Your instructions:
Return all lines in the material below that contain "ylabel".

## Begin

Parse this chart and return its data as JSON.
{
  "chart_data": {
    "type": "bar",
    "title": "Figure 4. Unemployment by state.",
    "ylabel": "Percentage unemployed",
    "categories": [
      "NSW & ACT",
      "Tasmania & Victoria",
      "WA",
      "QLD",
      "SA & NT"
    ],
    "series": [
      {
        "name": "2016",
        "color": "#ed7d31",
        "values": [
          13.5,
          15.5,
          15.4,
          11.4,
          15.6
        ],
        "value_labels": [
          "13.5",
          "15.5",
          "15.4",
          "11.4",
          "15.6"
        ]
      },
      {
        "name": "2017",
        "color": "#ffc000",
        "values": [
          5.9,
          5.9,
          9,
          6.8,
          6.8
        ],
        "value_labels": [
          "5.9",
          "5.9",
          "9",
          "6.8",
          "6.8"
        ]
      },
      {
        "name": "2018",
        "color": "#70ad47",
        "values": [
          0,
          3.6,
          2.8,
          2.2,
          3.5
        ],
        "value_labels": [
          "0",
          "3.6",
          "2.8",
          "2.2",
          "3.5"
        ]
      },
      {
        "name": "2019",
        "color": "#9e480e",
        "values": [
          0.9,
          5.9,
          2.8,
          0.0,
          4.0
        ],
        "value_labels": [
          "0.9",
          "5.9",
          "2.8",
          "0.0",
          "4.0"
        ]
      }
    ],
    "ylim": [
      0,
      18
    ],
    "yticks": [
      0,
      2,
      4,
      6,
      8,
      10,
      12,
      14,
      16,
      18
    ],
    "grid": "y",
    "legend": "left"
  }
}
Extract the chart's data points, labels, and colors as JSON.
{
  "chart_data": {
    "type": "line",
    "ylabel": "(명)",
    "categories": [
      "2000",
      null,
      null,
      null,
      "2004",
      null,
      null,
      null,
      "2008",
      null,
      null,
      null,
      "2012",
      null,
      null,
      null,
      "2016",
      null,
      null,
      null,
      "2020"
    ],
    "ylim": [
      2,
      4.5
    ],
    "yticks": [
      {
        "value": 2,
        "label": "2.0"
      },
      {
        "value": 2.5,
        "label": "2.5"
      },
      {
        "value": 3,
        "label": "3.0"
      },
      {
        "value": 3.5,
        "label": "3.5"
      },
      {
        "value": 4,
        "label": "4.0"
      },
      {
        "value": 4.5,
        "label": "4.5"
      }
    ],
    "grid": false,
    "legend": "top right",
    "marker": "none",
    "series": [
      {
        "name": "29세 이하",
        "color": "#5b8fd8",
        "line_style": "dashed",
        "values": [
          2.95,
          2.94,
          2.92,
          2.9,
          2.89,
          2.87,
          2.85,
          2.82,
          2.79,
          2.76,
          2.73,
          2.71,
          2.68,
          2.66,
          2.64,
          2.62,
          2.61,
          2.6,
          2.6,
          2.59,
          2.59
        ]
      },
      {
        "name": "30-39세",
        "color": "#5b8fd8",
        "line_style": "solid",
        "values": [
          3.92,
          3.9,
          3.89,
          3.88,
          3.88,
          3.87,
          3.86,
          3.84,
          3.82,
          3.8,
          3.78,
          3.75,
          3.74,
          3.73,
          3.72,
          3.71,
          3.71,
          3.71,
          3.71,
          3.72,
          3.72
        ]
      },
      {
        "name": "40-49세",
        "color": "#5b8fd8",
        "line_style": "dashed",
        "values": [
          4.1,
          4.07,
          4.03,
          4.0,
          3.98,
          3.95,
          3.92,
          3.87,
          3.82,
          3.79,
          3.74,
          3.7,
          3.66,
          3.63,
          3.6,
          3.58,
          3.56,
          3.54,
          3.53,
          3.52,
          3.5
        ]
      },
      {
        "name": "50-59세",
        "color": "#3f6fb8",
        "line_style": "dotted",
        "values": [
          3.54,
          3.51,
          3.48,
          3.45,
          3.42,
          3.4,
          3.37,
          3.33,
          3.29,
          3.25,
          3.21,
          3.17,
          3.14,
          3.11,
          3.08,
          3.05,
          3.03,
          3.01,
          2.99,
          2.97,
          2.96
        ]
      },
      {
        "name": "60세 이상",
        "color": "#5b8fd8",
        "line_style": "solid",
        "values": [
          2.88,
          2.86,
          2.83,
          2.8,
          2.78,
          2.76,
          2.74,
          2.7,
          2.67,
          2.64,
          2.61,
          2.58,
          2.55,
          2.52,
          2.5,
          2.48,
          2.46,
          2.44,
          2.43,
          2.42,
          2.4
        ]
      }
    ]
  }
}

## End

Full output:
    "ylabel": "Percentage unemployed",
    "ylabel": "(명)",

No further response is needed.